#### [REQUIREMENT]
Give every line again exactly as it appears, please, but not the pictures.

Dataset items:
++++++++++++++++++++

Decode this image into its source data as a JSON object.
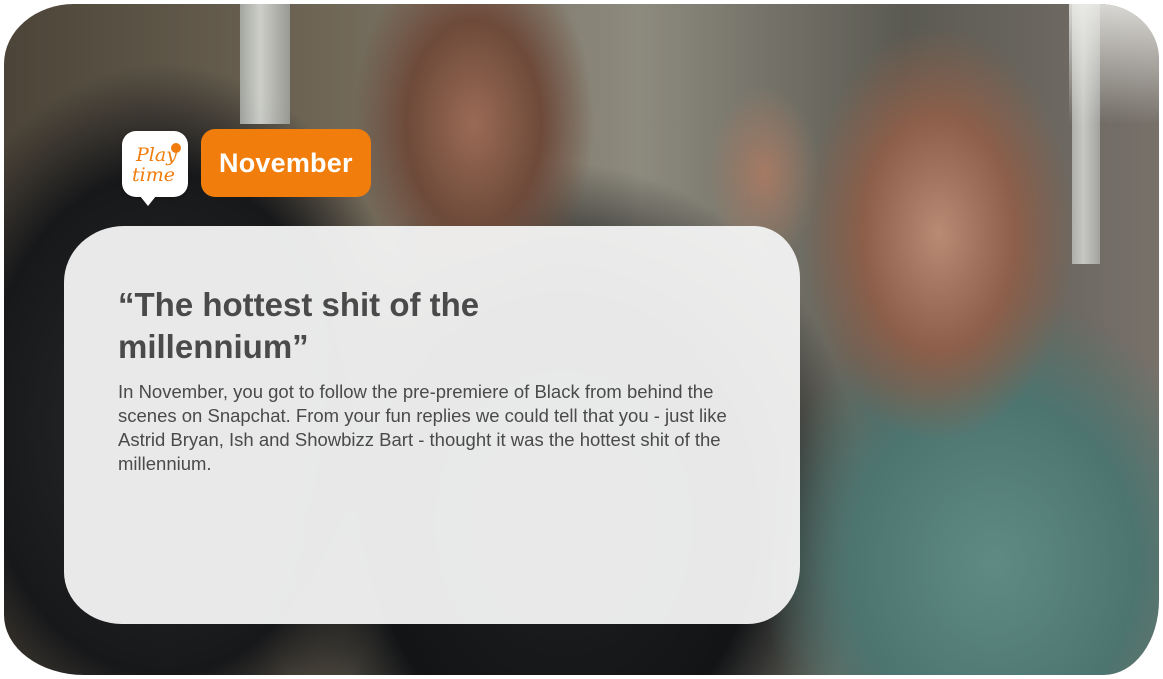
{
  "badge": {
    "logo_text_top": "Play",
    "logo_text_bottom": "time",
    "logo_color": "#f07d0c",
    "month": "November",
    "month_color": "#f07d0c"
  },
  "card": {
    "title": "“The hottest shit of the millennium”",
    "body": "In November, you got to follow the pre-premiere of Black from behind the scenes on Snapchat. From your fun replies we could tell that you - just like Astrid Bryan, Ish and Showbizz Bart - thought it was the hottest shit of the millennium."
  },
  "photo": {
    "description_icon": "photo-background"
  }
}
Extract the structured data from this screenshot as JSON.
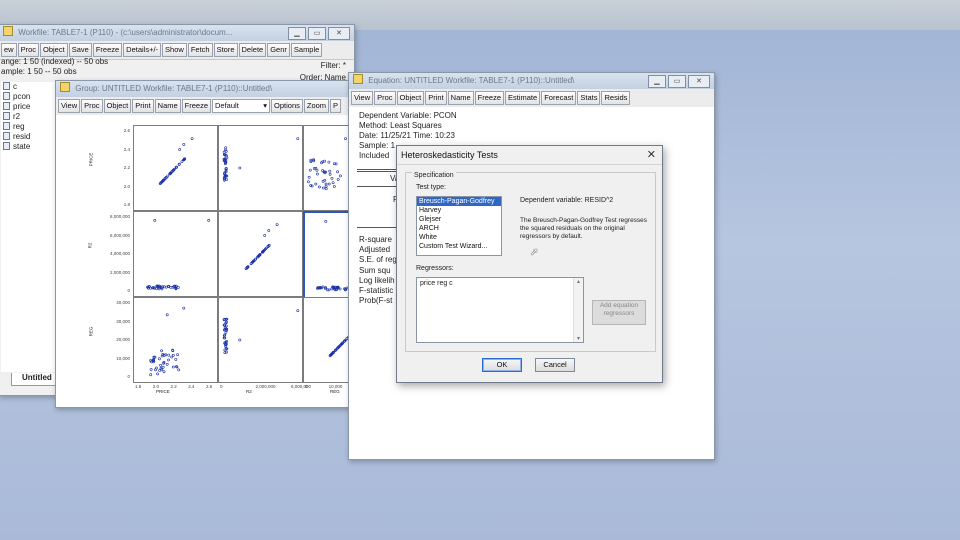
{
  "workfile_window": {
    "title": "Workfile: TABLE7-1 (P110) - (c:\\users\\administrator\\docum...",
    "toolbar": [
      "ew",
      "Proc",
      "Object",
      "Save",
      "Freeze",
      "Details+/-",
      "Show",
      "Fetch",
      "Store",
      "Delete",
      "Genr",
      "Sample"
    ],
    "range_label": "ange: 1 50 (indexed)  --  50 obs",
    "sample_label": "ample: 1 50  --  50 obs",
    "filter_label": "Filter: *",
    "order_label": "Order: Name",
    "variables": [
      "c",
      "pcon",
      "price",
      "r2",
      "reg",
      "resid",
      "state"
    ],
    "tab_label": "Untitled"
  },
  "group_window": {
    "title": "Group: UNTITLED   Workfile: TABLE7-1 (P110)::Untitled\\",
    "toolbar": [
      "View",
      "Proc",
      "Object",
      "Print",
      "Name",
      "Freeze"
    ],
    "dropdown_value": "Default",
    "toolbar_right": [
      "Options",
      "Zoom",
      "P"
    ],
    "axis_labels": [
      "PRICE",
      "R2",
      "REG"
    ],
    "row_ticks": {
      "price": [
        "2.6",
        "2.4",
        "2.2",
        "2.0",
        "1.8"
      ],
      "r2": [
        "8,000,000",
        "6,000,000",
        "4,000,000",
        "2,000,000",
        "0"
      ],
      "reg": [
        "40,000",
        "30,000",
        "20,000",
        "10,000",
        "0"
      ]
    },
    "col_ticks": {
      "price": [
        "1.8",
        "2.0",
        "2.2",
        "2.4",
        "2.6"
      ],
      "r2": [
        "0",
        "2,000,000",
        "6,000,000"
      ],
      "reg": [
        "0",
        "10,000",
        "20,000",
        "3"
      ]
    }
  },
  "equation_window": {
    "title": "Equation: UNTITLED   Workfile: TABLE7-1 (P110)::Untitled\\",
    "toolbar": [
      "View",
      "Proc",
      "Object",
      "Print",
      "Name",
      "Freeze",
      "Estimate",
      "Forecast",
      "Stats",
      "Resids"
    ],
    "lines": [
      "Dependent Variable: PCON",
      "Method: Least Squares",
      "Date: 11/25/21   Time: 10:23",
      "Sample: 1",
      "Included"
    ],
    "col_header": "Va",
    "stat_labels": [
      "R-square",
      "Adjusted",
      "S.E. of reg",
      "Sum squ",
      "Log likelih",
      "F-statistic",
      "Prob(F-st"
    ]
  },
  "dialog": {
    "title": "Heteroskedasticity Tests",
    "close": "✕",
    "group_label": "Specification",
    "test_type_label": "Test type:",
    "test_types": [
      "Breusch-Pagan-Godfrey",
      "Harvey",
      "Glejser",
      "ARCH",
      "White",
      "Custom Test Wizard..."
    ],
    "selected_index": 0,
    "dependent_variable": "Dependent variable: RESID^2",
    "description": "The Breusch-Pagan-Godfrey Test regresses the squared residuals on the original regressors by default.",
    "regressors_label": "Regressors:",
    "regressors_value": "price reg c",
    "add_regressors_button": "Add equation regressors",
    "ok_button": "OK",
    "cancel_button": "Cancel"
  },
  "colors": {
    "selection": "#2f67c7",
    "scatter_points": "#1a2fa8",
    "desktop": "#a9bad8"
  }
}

++++++++++++++++++++

#### [EXERCISE RESULT]
Decode this image into its source data as a JSON object.
{
  "badge": {
    "logo_text_top": "Play",
    "logo_text_bottom": "time",
    "logo_color": "#f07d0c",
    "month": "November",
    "month_color": "#f07d0c"
  },
  "card": {
    "title": "“The hottest shit of the millennium”",
    "body": "In November, you got to follow the pre-premiere of Black from behind the scenes on Snapchat. From your fun replies we could tell that you - just like Astrid Bryan, Ish and Showbizz Bart - thought it was the hottest shit of the millennium."
  },
  "photo": {
    "description_icon": "photo-background"
  }
}
Extract the structured data from this screenshot as JSON.
{
  "workfile_window": {
    "title": "Workfile: TABLE7-1 (P110) - (c:\\users\\administrator\\docum...",
    "toolbar": [
      "ew",
      "Proc",
      "Object",
      "Save",
      "Freeze",
      "Details+/-",
      "Show",
      "Fetch",
      "Store",
      "Delete",
      "Genr",
      "Sample"
    ],
    "range_label": "ange: 1 50 (indexed)  --  50 obs",
    "sample_label": "ample: 1 50  --  50 obs",
    "filter_label": "Filter: *",
    "order_label": "Order: Name",
    "variables": [
      "c",
      "pcon",
      "price",
      "r2",
      "reg",
      "resid",
      "state"
    ],
    "tab_label": "Untitled"
  },
  "group_window": {
    "title": "Group: UNTITLED   Workfile: TABLE7-1 (P110)::Untitled\\",
    "toolbar": [
      "View",
      "Proc",
      "Object",
      "Print",
      "Name",
      "Freeze"
    ],
    "dropdown_value": "Default",
    "toolbar_right": [
      "Options",
      "Zoom",
      "P"
    ],
    "axis_labels": [
      "PRICE",
      "R2",
      "REG"
    ],
    "row_ticks": {
      "price": [
        "2.6",
        "2.4",
        "2.2",
        "2.0",
        "1.8"
      ],
      "r2": [
        "8,000,000",
        "6,000,000",
        "4,000,000",
        "2,000,000",
        "0"
      ],
      "reg": [
        "40,000",
        "30,000",
        "20,000",
        "10,000",
        "0"
      ]
    },
    "col_ticks": {
      "price": [
        "1.8",
        "2.0",
        "2.2",
        "2.4",
        "2.6"
      ],
      "r2": [
        "0",
        "2,000,000",
        "6,000,000"
      ],
      "reg": [
        "0",
        "10,000",
        "20,000",
        "3"
      ]
    }
  },
  "equation_window": {
    "title": "Equation: UNTITLED   Workfile: TABLE7-1 (P110)::Untitled\\",
    "toolbar": [
      "View",
      "Proc",
      "Object",
      "Print",
      "Name",
      "Freeze",
      "Estimate",
      "Forecast",
      "Stats",
      "Resids"
    ],
    "lines": [
      "Dependent Variable: PCON",
      "Method: Least Squares",
      "Date: 11/25/21   Time: 10:23",
      "Sample: 1",
      "Included"
    ],
    "col_header": "Va",
    "stat_labels": [
      "R-square",
      "Adjusted",
      "S.E. of reg",
      "Sum squ",
      "Log likelih",
      "F-statistic",
      "Prob(F-st"
    ]
  },
  "dialog": {
    "title": "Heteroskedasticity Tests",
    "close": "✕",
    "group_label": "Specification",
    "test_type_label": "Test type:",
    "test_types": [
      "Breusch-Pagan-Godfrey",
      "Harvey",
      "Glejser",
      "ARCH",
      "White",
      "Custom Test Wizard..."
    ],
    "selected_index": 0,
    "dependent_variable": "Dependent variable: RESID^2",
    "description": "The Breusch-Pagan-Godfrey Test regresses the squared residuals on the original regressors by default.",
    "regressors_label": "Regressors:",
    "regressors_value": "price reg c",
    "add_regressors_button": "Add equation regressors",
    "ok_button": "OK",
    "cancel_button": "Cancel"
  },
  "colors": {
    "selection": "#2f67c7",
    "scatter_points": "#1a2fa8",
    "desktop": "#a9bad8"
  }
}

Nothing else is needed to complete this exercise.